## Exercise requirements:
State the number of lines, and only that number, in which the word "Ringkøbing" appears.

## Supplied data:

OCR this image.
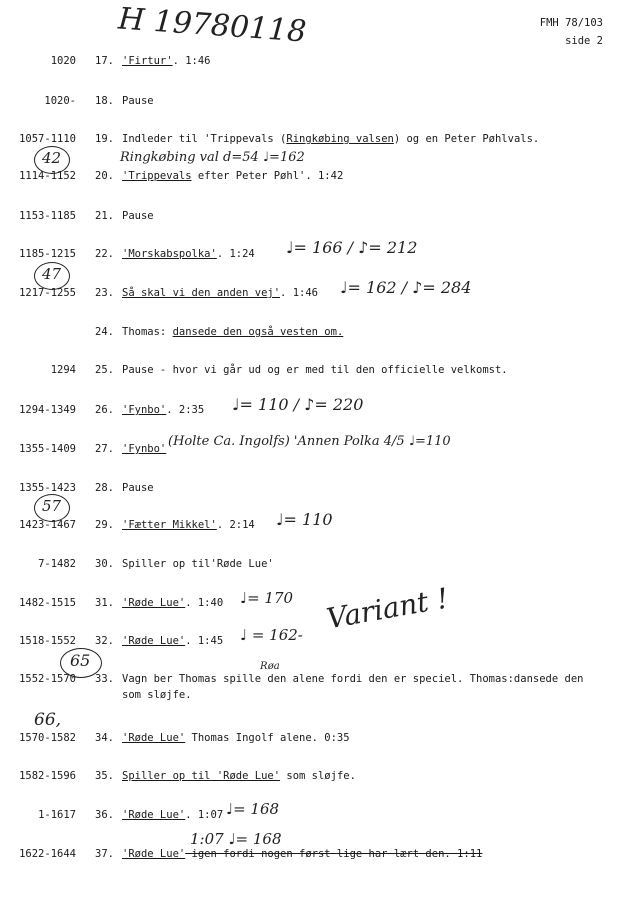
H 19780118	FMH 78/103
side 2
1020	17. 'Firtur'. 1:46
1020-	18. Pause
1057-1110	19. Indleder til 'Trippevals (Ringkøbing valsen) og en Peter Pøhlvals.
Ringkøbing val d=54 ♩=162
1114-1152	20. 'Trippevals efter Peter Pøhl'. 1:42
42
1153-1185	21. Pause
1185-1215	22. 'Morskabspolka'. 1:24 ♩= 166 / ♪= 212
47
1217-1255	23. Så skal vi den anden vej'. 1:46 ♩= 162 / ♪= 284
24. Thomas: dansede den også vesten om.
1294	25. Pause - hvor vi går ud og er med til den officielle velkomst.
1294-1349	26. 'Fynbo'. 2:35 ♩= 110 / ♪= 220
1355-1409	27. 'Fynbo' (Holte Ca. Ingolfs) 'Annen Polka 4/5 ♩=110
1355-1423	28. Pause
57
1423-1467	29. 'Fætter Mikkel'. 2:14 ♩= 110
7-1482	30. Spiller op til'Røde Lue'
1482-1515	31. 'Røde Lue'. 1:40 ♩= 170 Variant !
1518-1552	32. 'Røde Lue'. 1:45 ♩ = 162-
65	Røa
1552-1570	33. Vagn ber Thomas spille den alene fordi den er speciel. Thomas:dansede den
som sløjfe.
66,
1570-1582	34. 'Røde Lue' Thomas Ingolf alene. 0:35
1582-1596	35. Spiller op til 'Røde Lue' som sløjfe.
1-1617	36. 'Røde Lue'. 1:07 ♩= 168
1:07 ♩= 168
1622-1644	37. 'Røde Lue' igen fordi nogen først lige har lært den. 1:11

## Exercise answer:
2